In the listing below, rename every "render-camera-icon" to "render-toggle-icon" and leave everything else unchanged.

[Layout coordinates]
^^^^

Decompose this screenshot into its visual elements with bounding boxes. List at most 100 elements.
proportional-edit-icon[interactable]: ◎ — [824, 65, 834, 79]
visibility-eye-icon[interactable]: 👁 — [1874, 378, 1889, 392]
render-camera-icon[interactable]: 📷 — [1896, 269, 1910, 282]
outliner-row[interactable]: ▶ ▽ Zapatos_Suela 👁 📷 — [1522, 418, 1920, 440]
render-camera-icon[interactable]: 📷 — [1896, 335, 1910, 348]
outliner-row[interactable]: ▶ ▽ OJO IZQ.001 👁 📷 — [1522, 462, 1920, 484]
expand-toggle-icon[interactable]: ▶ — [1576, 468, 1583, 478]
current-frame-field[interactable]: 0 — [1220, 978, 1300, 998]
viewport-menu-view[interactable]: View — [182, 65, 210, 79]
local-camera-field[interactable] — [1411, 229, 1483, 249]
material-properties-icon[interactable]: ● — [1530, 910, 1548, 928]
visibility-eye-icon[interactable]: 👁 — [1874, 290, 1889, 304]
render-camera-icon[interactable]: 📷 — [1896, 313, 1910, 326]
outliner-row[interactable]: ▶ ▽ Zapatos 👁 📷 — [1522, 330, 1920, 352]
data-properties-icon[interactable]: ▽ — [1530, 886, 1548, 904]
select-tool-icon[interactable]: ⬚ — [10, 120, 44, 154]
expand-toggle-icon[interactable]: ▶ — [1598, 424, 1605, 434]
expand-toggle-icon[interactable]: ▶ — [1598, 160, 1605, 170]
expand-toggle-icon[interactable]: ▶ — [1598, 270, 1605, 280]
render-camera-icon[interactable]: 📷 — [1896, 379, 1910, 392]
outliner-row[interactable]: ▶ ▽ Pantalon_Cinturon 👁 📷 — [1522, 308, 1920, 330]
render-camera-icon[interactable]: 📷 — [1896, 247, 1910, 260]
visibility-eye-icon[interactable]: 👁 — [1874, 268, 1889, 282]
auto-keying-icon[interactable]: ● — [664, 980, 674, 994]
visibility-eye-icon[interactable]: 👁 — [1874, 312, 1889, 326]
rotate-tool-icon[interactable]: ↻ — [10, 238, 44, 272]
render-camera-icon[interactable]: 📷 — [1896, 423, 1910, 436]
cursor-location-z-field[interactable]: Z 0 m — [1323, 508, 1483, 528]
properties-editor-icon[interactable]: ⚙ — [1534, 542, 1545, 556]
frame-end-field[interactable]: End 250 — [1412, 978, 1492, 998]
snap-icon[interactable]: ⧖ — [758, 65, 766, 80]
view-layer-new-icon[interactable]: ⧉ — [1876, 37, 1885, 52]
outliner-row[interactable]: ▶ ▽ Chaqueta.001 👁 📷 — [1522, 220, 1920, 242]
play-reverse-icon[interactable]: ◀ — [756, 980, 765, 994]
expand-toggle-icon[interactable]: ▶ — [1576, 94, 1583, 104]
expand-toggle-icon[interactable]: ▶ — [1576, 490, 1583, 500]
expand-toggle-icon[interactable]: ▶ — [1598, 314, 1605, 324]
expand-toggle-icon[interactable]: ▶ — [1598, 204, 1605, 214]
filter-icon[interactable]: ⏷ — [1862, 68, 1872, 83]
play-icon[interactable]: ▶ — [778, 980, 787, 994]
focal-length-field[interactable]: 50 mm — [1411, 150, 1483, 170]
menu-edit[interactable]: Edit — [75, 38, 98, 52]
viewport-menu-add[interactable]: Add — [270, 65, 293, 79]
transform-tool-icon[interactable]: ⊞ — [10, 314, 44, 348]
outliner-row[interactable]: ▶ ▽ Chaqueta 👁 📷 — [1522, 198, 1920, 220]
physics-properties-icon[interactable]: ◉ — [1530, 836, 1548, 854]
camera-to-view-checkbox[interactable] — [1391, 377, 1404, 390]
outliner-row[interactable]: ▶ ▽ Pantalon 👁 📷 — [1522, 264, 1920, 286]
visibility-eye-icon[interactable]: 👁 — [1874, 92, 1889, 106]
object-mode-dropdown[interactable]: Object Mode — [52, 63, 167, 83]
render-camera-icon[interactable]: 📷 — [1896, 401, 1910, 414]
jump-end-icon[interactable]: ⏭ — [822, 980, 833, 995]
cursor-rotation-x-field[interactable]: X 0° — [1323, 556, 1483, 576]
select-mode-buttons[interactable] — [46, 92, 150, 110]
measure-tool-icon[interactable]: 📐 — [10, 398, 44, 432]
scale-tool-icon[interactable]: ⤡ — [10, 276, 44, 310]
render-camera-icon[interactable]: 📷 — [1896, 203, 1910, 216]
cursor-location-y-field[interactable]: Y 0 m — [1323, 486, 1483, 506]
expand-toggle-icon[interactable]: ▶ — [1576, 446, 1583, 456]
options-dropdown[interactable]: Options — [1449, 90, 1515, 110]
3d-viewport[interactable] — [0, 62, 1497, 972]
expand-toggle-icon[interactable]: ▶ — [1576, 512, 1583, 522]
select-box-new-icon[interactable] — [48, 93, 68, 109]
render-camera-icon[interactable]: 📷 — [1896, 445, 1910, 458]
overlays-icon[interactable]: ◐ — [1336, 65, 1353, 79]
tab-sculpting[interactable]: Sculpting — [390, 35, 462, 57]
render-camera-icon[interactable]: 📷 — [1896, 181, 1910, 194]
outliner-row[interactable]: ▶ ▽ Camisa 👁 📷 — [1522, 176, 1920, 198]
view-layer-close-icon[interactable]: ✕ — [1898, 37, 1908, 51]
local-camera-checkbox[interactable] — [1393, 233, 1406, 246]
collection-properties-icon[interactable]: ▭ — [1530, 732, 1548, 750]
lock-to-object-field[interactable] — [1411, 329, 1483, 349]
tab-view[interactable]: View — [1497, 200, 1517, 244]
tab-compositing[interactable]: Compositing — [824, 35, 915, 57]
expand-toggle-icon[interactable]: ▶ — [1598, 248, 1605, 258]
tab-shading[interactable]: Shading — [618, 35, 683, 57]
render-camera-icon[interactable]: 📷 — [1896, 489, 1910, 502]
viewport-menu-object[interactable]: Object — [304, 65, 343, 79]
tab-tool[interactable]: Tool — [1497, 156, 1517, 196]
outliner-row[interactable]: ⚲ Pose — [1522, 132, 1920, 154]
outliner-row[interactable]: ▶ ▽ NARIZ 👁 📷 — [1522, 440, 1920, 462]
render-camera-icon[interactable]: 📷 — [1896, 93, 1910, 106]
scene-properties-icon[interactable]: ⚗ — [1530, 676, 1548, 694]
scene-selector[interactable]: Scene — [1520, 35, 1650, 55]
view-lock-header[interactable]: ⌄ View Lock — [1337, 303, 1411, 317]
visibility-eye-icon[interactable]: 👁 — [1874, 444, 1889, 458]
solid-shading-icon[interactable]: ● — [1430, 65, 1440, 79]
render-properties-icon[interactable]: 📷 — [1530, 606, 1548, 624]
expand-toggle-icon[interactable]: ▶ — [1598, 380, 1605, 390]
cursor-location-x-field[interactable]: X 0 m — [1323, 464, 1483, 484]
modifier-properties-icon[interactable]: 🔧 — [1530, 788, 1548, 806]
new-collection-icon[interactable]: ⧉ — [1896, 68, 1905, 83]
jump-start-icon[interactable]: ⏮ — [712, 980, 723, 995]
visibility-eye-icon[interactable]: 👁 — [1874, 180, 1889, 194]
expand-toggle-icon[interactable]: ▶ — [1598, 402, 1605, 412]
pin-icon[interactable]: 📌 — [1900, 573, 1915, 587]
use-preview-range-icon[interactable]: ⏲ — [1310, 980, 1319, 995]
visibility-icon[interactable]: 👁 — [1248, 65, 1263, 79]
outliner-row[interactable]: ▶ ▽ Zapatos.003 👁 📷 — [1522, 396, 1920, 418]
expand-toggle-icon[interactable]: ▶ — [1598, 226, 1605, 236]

^^^^

• [Output]
Decompose this screenshot into its visual elements with bounding boxes. List at most 100 elements.
proportional-edit-icon[interactable]: ◎ — [824, 65, 834, 79]
visibility-eye-icon[interactable]: 👁 — [1874, 378, 1889, 392]
render-toggle-icon[interactable]: 📷 — [1896, 269, 1910, 282]
outliner-row[interactable]: ▶ ▽ Zapatos_Suela 👁 📷 — [1522, 418, 1920, 440]
render-toggle-icon[interactable]: 📷 — [1896, 335, 1910, 348]
outliner-row[interactable]: ▶ ▽ OJO IZQ.001 👁 📷 — [1522, 462, 1920, 484]
expand-toggle-icon[interactable]: ▶ — [1576, 468, 1583, 478]
current-frame-field[interactable]: 0 — [1220, 978, 1300, 998]
viewport-menu-view[interactable]: View — [182, 65, 210, 79]
local-camera-field[interactable] — [1411, 229, 1483, 249]
material-properties-icon[interactable]: ● — [1530, 910, 1548, 928]
visibility-eye-icon[interactable]: 👁 — [1874, 290, 1889, 304]
render-toggle-icon[interactable]: 📷 — [1896, 313, 1910, 326]
outliner-row[interactable]: ▶ ▽ Zapatos 👁 📷 — [1522, 330, 1920, 352]
data-properties-icon[interactable]: ▽ — [1530, 886, 1548, 904]
select-tool-icon[interactable]: ⬚ — [10, 120, 44, 154]
expand-toggle-icon[interactable]: ▶ — [1598, 424, 1605, 434]
expand-toggle-icon[interactable]: ▶ — [1598, 160, 1605, 170]
expand-toggle-icon[interactable]: ▶ — [1598, 270, 1605, 280]
render-toggle-icon[interactable]: 📷 — [1896, 379, 1910, 392]
outliner-row[interactable]: ▶ ▽ Pantalon_Cinturon 👁 📷 — [1522, 308, 1920, 330]
render-toggle-icon[interactable]: 📷 — [1896, 247, 1910, 260]
visibility-eye-icon[interactable]: 👁 — [1874, 268, 1889, 282]
auto-keying-icon[interactable]: ● — [664, 980, 674, 994]
visibility-eye-icon[interactable]: 👁 — [1874, 312, 1889, 326]
rotate-tool-icon[interactable]: ↻ — [10, 238, 44, 272]
render-toggle-icon[interactable]: 📷 — [1896, 423, 1910, 436]
cursor-location-z-field[interactable]: Z 0 m — [1323, 508, 1483, 528]
properties-editor-icon[interactable]: ⚙ — [1534, 542, 1545, 556]
frame-end-field[interactable]: End 250 — [1412, 978, 1492, 998]
snap-icon[interactable]: ⧖ — [758, 65, 766, 80]
view-layer-new-icon[interactable]: ⧉ — [1876, 37, 1885, 52]
outliner-row[interactable]: ▶ ▽ Chaqueta.001 👁 📷 — [1522, 220, 1920, 242]
play-reverse-icon[interactable]: ◀ — [756, 980, 765, 994]
expand-toggle-icon[interactable]: ▶ — [1576, 94, 1583, 104]
expand-toggle-icon[interactable]: ▶ — [1576, 490, 1583, 500]
expand-toggle-icon[interactable]: ▶ — [1598, 314, 1605, 324]
expand-toggle-icon[interactable]: ▶ — [1598, 204, 1605, 214]
filter-icon[interactable]: ⏷ — [1862, 68, 1872, 83]
play-icon[interactable]: ▶ — [778, 980, 787, 994]
focal-length-field[interactable]: 50 mm — [1411, 150, 1483, 170]
menu-edit[interactable]: Edit — [75, 38, 98, 52]
viewport-menu-add[interactable]: Add — [270, 65, 293, 79]
transform-tool-icon[interactable]: ⊞ — [10, 314, 44, 348]
outliner-row[interactable]: ▶ ▽ Chaqueta 👁 📷 — [1522, 198, 1920, 220]
physics-properties-icon[interactable]: ◉ — [1530, 836, 1548, 854]
camera-to-view-checkbox[interactable] — [1391, 377, 1404, 390]
outliner-row[interactable]: ▶ ▽ Pantalon 👁 📷 — [1522, 264, 1920, 286]
visibility-eye-icon[interactable]: 👁 — [1874, 92, 1889, 106]
object-mode-dropdown[interactable]: Object Mode — [52, 63, 167, 83]
render-toggle-icon[interactable]: 📷 — [1896, 401, 1910, 414]
jump-end-icon[interactable]: ⏭ — [822, 980, 833, 995]
cursor-rotation-x-field[interactable]: X 0° — [1323, 556, 1483, 576]
select-mode-buttons[interactable] — [46, 92, 150, 110]
measure-tool-icon[interactable]: 📐 — [10, 398, 44, 432]
scale-tool-icon[interactable]: ⤡ — [10, 276, 44, 310]
render-toggle-icon[interactable]: 📷 — [1896, 203, 1910, 216]
cursor-location-y-field[interactable]: Y 0 m — [1323, 486, 1483, 506]
expand-toggle-icon[interactable]: ▶ — [1576, 446, 1583, 456]
options-dropdown[interactable]: Options — [1449, 90, 1515, 110]
3d-viewport[interactable] — [0, 62, 1497, 972]
expand-toggle-icon[interactable]: ▶ — [1576, 512, 1583, 522]
select-box-new-icon[interactable] — [48, 93, 68, 109]
render-toggle-icon[interactable]: 📷 — [1896, 445, 1910, 458]
overlays-icon[interactable]: ◐ — [1336, 65, 1353, 79]
tab-sculpting[interactable]: Sculpting — [390, 35, 462, 57]
render-toggle-icon[interactable]: 📷 — [1896, 181, 1910, 194]
outliner-row[interactable]: ▶ ▽ Camisa 👁 📷 — [1522, 176, 1920, 198]
view-layer-close-icon[interactable]: ✕ — [1898, 37, 1908, 51]
local-camera-checkbox[interactable] — [1393, 233, 1406, 246]
collection-properties-icon[interactable]: ▭ — [1530, 732, 1548, 750]
lock-to-object-field[interactable] — [1411, 329, 1483, 349]
tab-view[interactable]: View — [1497, 200, 1517, 244]
tab-compositing[interactable]: Compositing — [824, 35, 915, 57]
expand-toggle-icon[interactable]: ▶ — [1598, 248, 1605, 258]
tab-shading[interactable]: Shading — [618, 35, 683, 57]
render-toggle-icon[interactable]: 📷 — [1896, 489, 1910, 502]
viewport-menu-object[interactable]: Object — [304, 65, 343, 79]
tab-tool[interactable]: Tool — [1497, 156, 1517, 196]
outliner-row[interactable]: ⚲ Pose — [1522, 132, 1920, 154]
outliner-row[interactable]: ▶ ▽ NARIZ 👁 📷 — [1522, 440, 1920, 462]
render-toggle-icon[interactable]: 📷 — [1896, 93, 1910, 106]
scene-properties-icon[interactable]: ⚗ — [1530, 676, 1548, 694]
scene-selector[interactable]: Scene — [1520, 35, 1650, 55]
view-lock-header[interactable]: ⌄ View Lock — [1337, 303, 1411, 317]
visibility-eye-icon[interactable]: 👁 — [1874, 444, 1889, 458]
solid-shading-icon[interactable]: ● — [1430, 65, 1440, 79]
render-properties-icon[interactable]: 📷 — [1530, 606, 1548, 624]
expand-toggle-icon[interactable]: ▶ — [1598, 380, 1605, 390]
cursor-location-x-field[interactable]: X 0 m — [1323, 464, 1483, 484]
modifier-properties-icon[interactable]: 🔧 — [1530, 788, 1548, 806]
new-collection-icon[interactable]: ⧉ — [1896, 68, 1905, 83]
jump-start-icon[interactable]: ⏮ — [712, 980, 723, 995]
visibility-eye-icon[interactable]: 👁 — [1874, 180, 1889, 194]
expand-toggle-icon[interactable]: ▶ — [1598, 402, 1605, 412]
pin-icon[interactable]: 📌 — [1900, 573, 1915, 587]
use-preview-range-icon[interactable]: ⏲ — [1310, 980, 1319, 995]
visibility-icon[interactable]: 👁 — [1248, 65, 1263, 79]
outliner-row[interactable]: ▶ ▽ Zapatos.003 👁 📷 — [1522, 396, 1920, 418]
expand-toggle-icon[interactable]: ▶ — [1598, 226, 1605, 236]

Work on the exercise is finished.